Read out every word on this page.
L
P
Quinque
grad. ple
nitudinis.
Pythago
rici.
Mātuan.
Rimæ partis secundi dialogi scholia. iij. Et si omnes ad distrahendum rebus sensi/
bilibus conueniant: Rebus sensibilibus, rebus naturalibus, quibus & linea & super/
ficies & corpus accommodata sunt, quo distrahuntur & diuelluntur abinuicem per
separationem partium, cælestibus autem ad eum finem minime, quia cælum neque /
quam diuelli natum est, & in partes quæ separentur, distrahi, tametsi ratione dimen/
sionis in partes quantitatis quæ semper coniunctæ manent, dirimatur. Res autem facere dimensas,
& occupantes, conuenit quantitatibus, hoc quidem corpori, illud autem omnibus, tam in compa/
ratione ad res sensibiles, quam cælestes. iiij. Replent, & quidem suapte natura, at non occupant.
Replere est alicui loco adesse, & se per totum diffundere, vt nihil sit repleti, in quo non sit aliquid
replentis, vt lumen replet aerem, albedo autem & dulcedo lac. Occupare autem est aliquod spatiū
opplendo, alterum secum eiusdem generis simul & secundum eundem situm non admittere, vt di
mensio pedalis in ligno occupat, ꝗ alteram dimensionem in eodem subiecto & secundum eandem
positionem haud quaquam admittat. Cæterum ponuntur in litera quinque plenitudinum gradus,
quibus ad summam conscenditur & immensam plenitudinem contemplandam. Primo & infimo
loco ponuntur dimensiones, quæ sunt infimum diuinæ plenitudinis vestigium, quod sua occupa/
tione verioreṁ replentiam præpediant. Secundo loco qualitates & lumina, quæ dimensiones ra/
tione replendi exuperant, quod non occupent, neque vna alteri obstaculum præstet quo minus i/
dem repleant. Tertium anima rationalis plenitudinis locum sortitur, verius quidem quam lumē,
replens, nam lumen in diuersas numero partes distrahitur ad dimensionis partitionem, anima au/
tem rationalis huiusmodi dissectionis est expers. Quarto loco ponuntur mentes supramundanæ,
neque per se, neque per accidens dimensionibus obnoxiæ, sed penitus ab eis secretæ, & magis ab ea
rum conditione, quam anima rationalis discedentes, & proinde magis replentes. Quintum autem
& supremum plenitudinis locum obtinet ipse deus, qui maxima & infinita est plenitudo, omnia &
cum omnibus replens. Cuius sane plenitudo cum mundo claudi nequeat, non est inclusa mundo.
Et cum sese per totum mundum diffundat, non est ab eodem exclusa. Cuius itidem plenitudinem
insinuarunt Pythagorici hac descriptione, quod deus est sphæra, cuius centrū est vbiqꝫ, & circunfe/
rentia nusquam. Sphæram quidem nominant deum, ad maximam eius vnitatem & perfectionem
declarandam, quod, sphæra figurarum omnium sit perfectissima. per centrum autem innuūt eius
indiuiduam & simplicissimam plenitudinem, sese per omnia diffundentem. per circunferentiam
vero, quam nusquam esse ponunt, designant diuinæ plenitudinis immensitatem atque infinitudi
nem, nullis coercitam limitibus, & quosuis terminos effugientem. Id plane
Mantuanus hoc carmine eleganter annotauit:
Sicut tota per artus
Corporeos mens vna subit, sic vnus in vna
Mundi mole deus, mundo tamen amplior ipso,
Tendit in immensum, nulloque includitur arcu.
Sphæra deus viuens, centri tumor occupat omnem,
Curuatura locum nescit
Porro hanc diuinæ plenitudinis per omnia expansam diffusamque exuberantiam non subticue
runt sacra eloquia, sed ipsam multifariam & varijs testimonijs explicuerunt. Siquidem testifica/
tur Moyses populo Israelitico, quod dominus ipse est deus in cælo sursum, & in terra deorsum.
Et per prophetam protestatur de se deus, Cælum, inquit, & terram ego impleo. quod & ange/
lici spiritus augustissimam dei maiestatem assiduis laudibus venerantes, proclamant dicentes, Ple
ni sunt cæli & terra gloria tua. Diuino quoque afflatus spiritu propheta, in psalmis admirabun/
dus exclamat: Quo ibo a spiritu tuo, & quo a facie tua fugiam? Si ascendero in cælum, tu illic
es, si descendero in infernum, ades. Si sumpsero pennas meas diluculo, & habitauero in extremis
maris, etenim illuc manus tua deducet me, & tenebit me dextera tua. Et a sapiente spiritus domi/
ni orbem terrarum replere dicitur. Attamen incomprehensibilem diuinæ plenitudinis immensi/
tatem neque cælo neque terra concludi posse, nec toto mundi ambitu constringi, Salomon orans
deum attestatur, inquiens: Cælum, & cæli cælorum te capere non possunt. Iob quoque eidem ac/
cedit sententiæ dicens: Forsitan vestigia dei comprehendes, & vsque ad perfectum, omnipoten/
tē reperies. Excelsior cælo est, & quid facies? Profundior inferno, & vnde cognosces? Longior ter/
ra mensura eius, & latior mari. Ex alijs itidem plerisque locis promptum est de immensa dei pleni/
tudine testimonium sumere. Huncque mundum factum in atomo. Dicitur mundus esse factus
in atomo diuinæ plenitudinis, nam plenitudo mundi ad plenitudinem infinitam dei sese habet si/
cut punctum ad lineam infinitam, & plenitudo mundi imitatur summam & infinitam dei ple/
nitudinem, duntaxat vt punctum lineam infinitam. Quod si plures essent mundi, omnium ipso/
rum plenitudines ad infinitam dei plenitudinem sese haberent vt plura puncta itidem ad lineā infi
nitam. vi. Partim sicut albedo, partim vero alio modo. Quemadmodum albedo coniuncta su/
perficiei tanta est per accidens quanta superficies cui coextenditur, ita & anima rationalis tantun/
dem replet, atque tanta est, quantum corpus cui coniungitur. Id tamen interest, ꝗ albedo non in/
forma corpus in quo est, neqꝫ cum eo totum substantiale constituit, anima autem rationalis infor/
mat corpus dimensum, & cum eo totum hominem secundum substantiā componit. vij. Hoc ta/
☆ ☆ ☆ ☆ ☆ ☆ ☆
What this task involves: What lines of the preceding data include the string "nusquam"? Pull them out.

Response for this exercise:
rentia nusquam. Sphæram quidem nominant deum, ad maximam eius vnitatem & perfectionem
vero, quam nusquam esse ponunt, designant diuinæ plenitudinis immensitatem atque infinitudi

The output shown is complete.